▸ **Supplied material**

──────

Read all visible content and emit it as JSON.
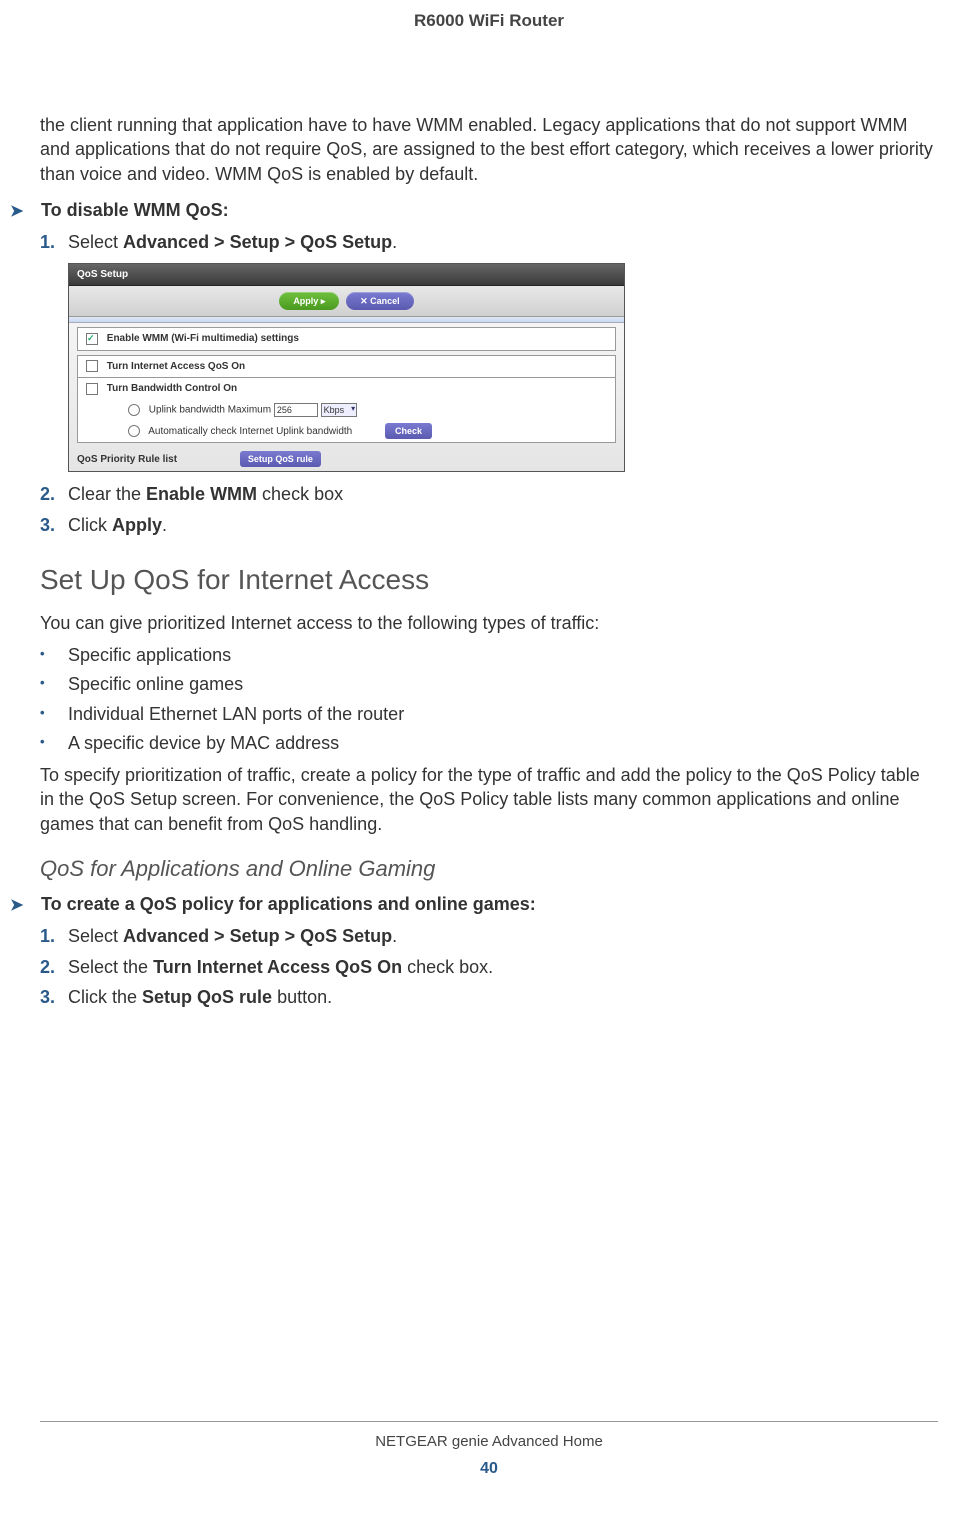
{
  "header": "R6000 WiFi Router",
  "intro": "the client running that application have to have WMM enabled. Legacy applications that do not support WMM and applications that do not require QoS, are assigned to the best effort category, which receives a lower priority than voice and video. WMM QoS is enabled by default.",
  "proc1": {
    "heading": "To disable WMM QoS:",
    "steps": {
      "s1num": "1.",
      "s1a": "Select ",
      "s1b": "Advanced > Setup > QoS Setup",
      "s1c": ".",
      "s2num": "2.",
      "s2a": "Clear the ",
      "s2b": "Enable WMM",
      "s2c": " check box",
      "s3num": "3.",
      "s3a": "Click ",
      "s3b": "Apply",
      "s3c": "."
    }
  },
  "screenshot": {
    "title": "QoS Setup",
    "apply": "Apply ▸",
    "cancel": "✕ Cancel",
    "enable_wmm": "Enable WMM (Wi-Fi multimedia) settings",
    "turn_internet": "Turn Internet Access QoS On",
    "turn_bw": "Turn Bandwidth Control On",
    "uplink_label": "Uplink bandwidth Maximum",
    "uplink_value": "256",
    "uplink_unit": "Kbps",
    "auto_check": "Automatically check Internet Uplink bandwidth",
    "check_btn": "Check",
    "rule_list": "QoS Priority Rule list",
    "setup_rule": "Setup QoS rule"
  },
  "section2": {
    "heading": "Set Up QoS for Internet Access",
    "intro": "You can give prioritized Internet access to the following types of traffic:",
    "bullets": {
      "b1": "Specific applications",
      "b2": "Specific online games",
      "b3": "Individual Ethernet LAN ports of the router",
      "b4": "A specific device by MAC address"
    },
    "para": "To specify prioritization of traffic, create a policy for the type of traffic and add the policy to the QoS Policy table in the QoS Setup screen. For convenience, the QoS Policy table lists many common applications and online games that can benefit from QoS handling."
  },
  "section3": {
    "heading": "QoS for Applications and Online Gaming"
  },
  "proc2": {
    "heading": "To create a QoS policy for applications and online games:",
    "steps": {
      "s1num": "1.",
      "s1a": "Select ",
      "s1b": "Advanced > Setup > QoS Setup",
      "s1c": ".",
      "s2num": "2.",
      "s2a": "Select the ",
      "s2b": "Turn Internet Access QoS On",
      "s2c": " check box.",
      "s3num": "3.",
      "s3a": "Click the ",
      "s3b": "Setup QoS rule",
      "s3c": " button."
    }
  },
  "footer": {
    "text": "NETGEAR genie Advanced Home",
    "page": "40"
  }
}
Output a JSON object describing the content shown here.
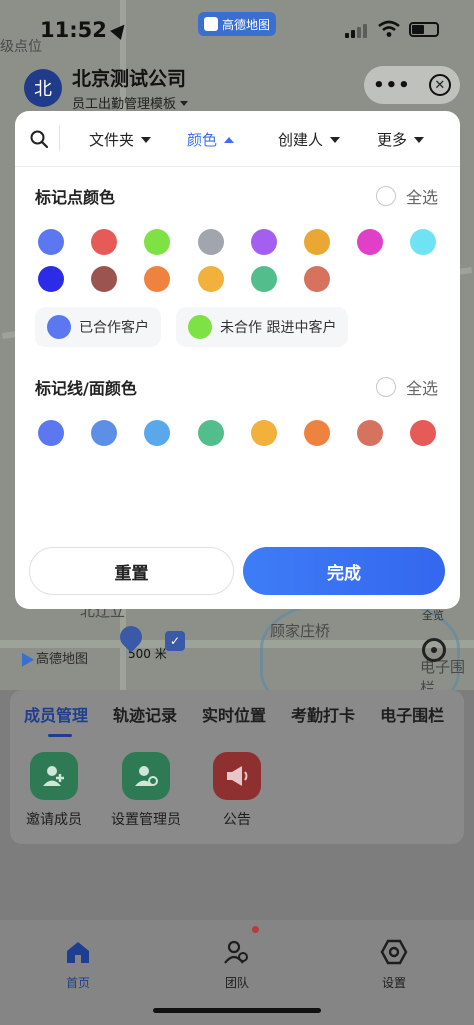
{
  "status_bar": {
    "time": "11:52",
    "mini_app_name": "高德地图"
  },
  "header": {
    "avatar_text": "北",
    "company": "北京测试公司",
    "template": "员工出勤管理模板",
    "more_label": "•••"
  },
  "map": {
    "labels": [
      "级点位",
      "全览",
      "顾家庄桥",
      "电子围栏",
      "北辽立"
    ],
    "brand": "高德地图",
    "scale": "500 米"
  },
  "filter": {
    "tabs": [
      {
        "label": "文件夹",
        "active": false
      },
      {
        "label": "颜色",
        "active": true
      },
      {
        "label": "创建人",
        "active": false
      },
      {
        "label": "更多",
        "active": false
      }
    ],
    "marker_section": {
      "title": "标记点颜色",
      "select_all": "全选",
      "colors": [
        "#5b78f0",
        "#e65a57",
        "#7ee244",
        "#a1a5ad",
        "#a45ef0",
        "#eaa733",
        "#e23fc9",
        "#6fe2f3",
        "#2b2be8",
        "#9c5451",
        "#ee8340",
        "#f2b13d",
        "#52be8b",
        "#d6735f"
      ],
      "legend": [
        {
          "color": "#5b78f0",
          "label": "已合作客户"
        },
        {
          "color": "#7ee244",
          "label": "未合作 跟进中客户"
        }
      ]
    },
    "line_section": {
      "title": "标记线/面颜色",
      "select_all": "全选",
      "colors": [
        "#5b78f0",
        "#5e8fe6",
        "#5aa8ec",
        "#52be8b",
        "#f2b13d",
        "#ee8340",
        "#d6735f",
        "#e65a57"
      ]
    },
    "buttons": {
      "reset": "重置",
      "done": "完成"
    }
  },
  "bottom_panel": {
    "tabs": [
      "成员管理",
      "轨迹记录",
      "实时位置",
      "考勤打卡",
      "电子围栏"
    ],
    "active_tab": 0,
    "apps": [
      {
        "label": "邀请成员",
        "icon": "add-user-icon",
        "color": "#2d7a55"
      },
      {
        "label": "设置管理员",
        "icon": "admin-settings-icon",
        "color": "#2d7a55"
      },
      {
        "label": "公告",
        "icon": "megaphone-icon",
        "color": "#8e3030"
      }
    ]
  },
  "tabbar": {
    "items": [
      {
        "label": "首页",
        "icon": "home-icon",
        "active": true
      },
      {
        "label": "团队",
        "icon": "team-icon",
        "active": false,
        "badge": true
      },
      {
        "label": "设置",
        "icon": "settings-icon",
        "active": false
      }
    ]
  }
}
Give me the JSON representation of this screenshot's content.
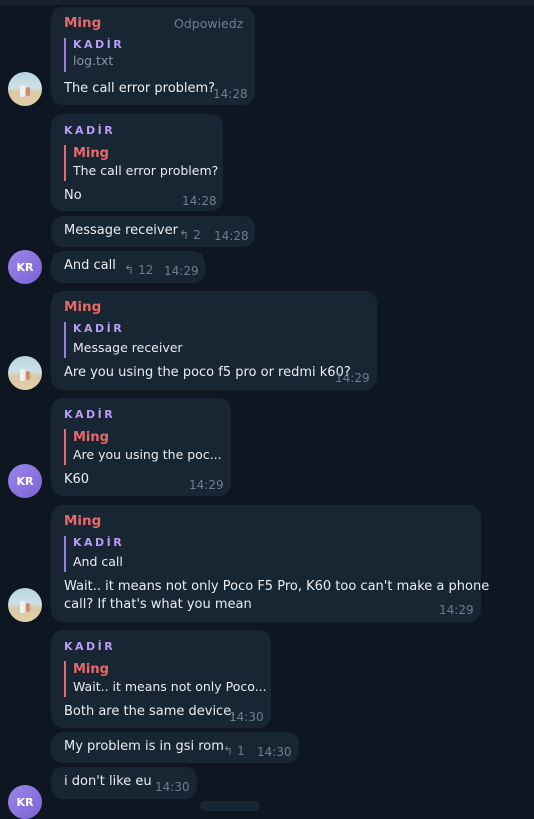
{
  "labels": {
    "reply_action": "Odpowiedz"
  },
  "messages": [
    {
      "sender": "Ming",
      "quote_name": "KADİR",
      "quote_text": "log.txt",
      "text": "The call error problem?",
      "time": "14:28"
    },
    {
      "quote_name": "KADİR",
      "quote2_name": "Ming",
      "quote_text": "The call error problem?",
      "text": "No",
      "time": "14:28"
    },
    {
      "text": "Message receiver",
      "reply_count": "2",
      "time": "14:28"
    },
    {
      "avatar": "KR",
      "text": "And call",
      "reply_count": "12",
      "time": "14:29"
    },
    {
      "sender": "Ming",
      "quote_name": "KADİR",
      "quote_text": "Message receiver",
      "text": "Are you using the poco f5 pro or redmi k60?",
      "time": "14:29"
    },
    {
      "quote_name": "KADİR",
      "quote2_name": "Ming",
      "quote_text": "Are you using the poc...",
      "text": "K60",
      "time": "14:29"
    },
    {
      "sender": "Ming",
      "quote_name": "KADİR",
      "quote_text": "And call",
      "text_line1": "Wait.. it means not only Poco F5 Pro, K60 too can't make a phone",
      "text_line2": "call? If that's what you mean",
      "time": "14:29"
    },
    {
      "quote_name": "KADİR",
      "quote2_name": "Ming",
      "quote_text": "Wait.. it means not only Poco...",
      "text": "Both are the same device.",
      "time": "14:30"
    },
    {
      "text": "My problem is in gsi rom",
      "reply_count": "1",
      "time": "14:30"
    },
    {
      "avatar": "KR",
      "text": "i don't like eu",
      "time": "14:30"
    }
  ],
  "icons": {
    "reply_arrow": "↰"
  }
}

──────

▸ **Problem details**
Count every line in the data that contains the word "Internet", then give that count and nothing else.

▸ **Task answer**
5